== WHAT NEEDS TO BE DONE ==
Each entry needs to be restated exactly as written.

== RECORD LIST ==
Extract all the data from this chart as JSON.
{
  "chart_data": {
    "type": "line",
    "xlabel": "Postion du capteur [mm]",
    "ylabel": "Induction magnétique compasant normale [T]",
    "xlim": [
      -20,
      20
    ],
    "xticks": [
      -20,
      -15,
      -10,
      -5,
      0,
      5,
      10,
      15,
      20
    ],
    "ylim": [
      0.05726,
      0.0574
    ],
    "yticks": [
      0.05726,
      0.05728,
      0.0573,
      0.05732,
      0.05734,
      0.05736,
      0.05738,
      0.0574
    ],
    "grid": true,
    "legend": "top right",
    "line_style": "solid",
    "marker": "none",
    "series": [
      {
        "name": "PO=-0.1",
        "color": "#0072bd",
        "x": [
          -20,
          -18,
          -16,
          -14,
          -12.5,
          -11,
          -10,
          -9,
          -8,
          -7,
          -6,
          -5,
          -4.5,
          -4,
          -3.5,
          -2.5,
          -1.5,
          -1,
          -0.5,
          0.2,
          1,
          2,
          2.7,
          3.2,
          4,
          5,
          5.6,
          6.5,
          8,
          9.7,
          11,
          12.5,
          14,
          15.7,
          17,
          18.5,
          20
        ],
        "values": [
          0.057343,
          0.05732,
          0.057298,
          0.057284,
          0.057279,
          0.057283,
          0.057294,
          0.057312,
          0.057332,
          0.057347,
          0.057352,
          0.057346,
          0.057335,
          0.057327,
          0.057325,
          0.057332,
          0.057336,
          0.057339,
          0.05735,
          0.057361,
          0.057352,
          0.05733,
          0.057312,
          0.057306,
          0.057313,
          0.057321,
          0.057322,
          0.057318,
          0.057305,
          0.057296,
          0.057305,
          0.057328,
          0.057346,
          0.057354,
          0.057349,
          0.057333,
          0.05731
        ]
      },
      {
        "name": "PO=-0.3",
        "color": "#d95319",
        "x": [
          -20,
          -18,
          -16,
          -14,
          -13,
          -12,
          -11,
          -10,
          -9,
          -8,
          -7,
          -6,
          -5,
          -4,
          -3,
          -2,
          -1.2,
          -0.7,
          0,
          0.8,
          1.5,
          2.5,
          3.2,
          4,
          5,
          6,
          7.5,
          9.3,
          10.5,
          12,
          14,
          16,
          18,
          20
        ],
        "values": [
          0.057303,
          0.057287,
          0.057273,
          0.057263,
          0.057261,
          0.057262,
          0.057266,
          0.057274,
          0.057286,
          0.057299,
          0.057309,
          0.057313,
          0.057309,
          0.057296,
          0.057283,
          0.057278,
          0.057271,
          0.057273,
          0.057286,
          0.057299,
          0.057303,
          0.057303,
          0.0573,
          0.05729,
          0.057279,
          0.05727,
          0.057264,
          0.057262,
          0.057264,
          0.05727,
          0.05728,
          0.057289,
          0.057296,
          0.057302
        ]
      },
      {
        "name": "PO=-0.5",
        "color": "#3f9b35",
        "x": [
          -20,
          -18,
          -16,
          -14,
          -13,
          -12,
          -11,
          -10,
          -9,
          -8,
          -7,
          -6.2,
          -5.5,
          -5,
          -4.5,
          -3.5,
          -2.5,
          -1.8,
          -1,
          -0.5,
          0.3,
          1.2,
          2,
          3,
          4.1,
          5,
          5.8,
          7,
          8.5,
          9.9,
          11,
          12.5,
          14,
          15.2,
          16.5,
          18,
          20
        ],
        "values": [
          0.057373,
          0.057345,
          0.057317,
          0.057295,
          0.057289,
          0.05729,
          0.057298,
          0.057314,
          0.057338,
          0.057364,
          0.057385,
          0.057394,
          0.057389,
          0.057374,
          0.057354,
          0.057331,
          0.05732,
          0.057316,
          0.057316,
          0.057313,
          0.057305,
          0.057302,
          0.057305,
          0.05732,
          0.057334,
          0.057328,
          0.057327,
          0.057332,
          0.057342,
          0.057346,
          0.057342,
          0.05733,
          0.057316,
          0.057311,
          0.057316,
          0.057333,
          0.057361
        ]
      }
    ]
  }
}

== RIGHT ANSWER ==
Extract all the data from this chart as JSON.
{
  "chart_data": {
    "type": "line",
    "xlabel": "Postion du capteur [mm]",
    "ylabel": "Induction magnétique compasant normale [T]",
    "xlim": [
      -20,
      20
    ],
    "xticks": [
      -20,
      -15,
      -10,
      -5,
      0,
      5,
      10,
      15,
      20
    ],
    "ylim": [
      0.05726,
      0.0574
    ],
    "yticks": [
      0.05726,
      0.05728,
      0.0573,
      0.05732,
      0.05734,
      0.05736,
      0.05738,
      0.0574
    ],
    "grid": true,
    "legend": "top right",
    "line_style": "solid",
    "marker": "none",
    "series": [
      {
        "name": "PO=-0.1",
        "color": "#0072bd",
        "x": [
          -20,
          -18,
          -16,
          -14,
          -12.5,
          -11,
          -10,
          -9,
          -8,
          -7,
          -6,
          -5,
          -4.5,
          -4,
          -3.5,
          -2.5,
          -1.5,
          -1,
          -0.5,
          0.2,
          1,
          2,
          2.7,
          3.2,
          4,
          5,
          5.6,
          6.5,
          8,
          9.7,
          11,
          12.5,
          14,
          15.7,
          17,
          18.5,
          20
        ],
        "values": [
          0.057343,
          0.05732,
          0.057298,
          0.057284,
          0.057279,
          0.057283,
          0.057294,
          0.057312,
          0.057332,
          0.057347,
          0.057352,
          0.057346,
          0.057335,
          0.057327,
          0.057325,
          0.057332,
          0.057336,
          0.057339,
          0.05735,
          0.057361,
          0.057352,
          0.05733,
          0.057312,
          0.057306,
          0.057313,
          0.057321,
          0.057322,
          0.057318,
          0.057305,
          0.057296,
          0.057305,
          0.057328,
          0.057346,
          0.057354,
          0.057349,
          0.057333,
          0.05731
        ]
      },
      {
        "name": "PO=-0.3",
        "color": "#d95319",
        "x": [
          -20,
          -18,
          -16,
          -14,
          -13,
          -12,
          -11,
          -10,
          -9,
          -8,
          -7,
          -6,
          -5,
          -4,
          -3,
          -2,
          -1.2,
          -0.7,
          0,
          0.8,
          1.5,
          2.5,
          3.2,
          4,
          5,
          6,
          7.5,
          9.3,
          10.5,
          12,
          14,
          16,
          18,
          20
        ],
        "values": [
          0.057303,
          0.057287,
          0.057273,
          0.057263,
          0.057261,
          0.057262,
          0.057266,
          0.057274,
          0.057286,
          0.057299,
          0.057309,
          0.057313,
          0.057309,
          0.057296,
          0.057283,
          0.057278,
          0.057271,
          0.057273,
          0.057286,
          0.057299,
          0.057303,
          0.057303,
          0.0573,
          0.05729,
          0.057279,
          0.05727,
          0.057264,
          0.057262,
          0.057264,
          0.05727,
          0.05728,
          0.057289,
          0.057296,
          0.057302
        ]
      },
      {
        "name": "PO=-0.5",
        "color": "#3f9b35",
        "x": [
          -20,
          -18,
          -16,
          -14,
          -13,
          -12,
          -11,
          -10,
          -9,
          -8,
          -7,
          -6.2,
          -5.5,
          -5,
          -4.5,
          -3.5,
          -2.5,
          -1.8,
          -1,
          -0.5,
          0.3,
          1.2,
          2,
          3,
          4.1,
          5,
          5.8,
          7,
          8.5,
          9.9,
          11,
          12.5,
          14,
          15.2,
          16.5,
          18,
          20
        ],
        "values": [
          0.057373,
          0.057345,
          0.057317,
          0.057295,
          0.057289,
          0.05729,
          0.057298,
          0.057314,
          0.057338,
          0.057364,
          0.057385,
          0.057394,
          0.057389,
          0.057374,
          0.057354,
          0.057331,
          0.05732,
          0.057316,
          0.057316,
          0.057313,
          0.057305,
          0.057302,
          0.057305,
          0.05732,
          0.057334,
          0.057328,
          0.057327,
          0.057332,
          0.057342,
          0.057346,
          0.057342,
          0.05733,
          0.057316,
          0.057311,
          0.057316,
          0.057333,
          0.057361
        ]
      }
    ]
  }
}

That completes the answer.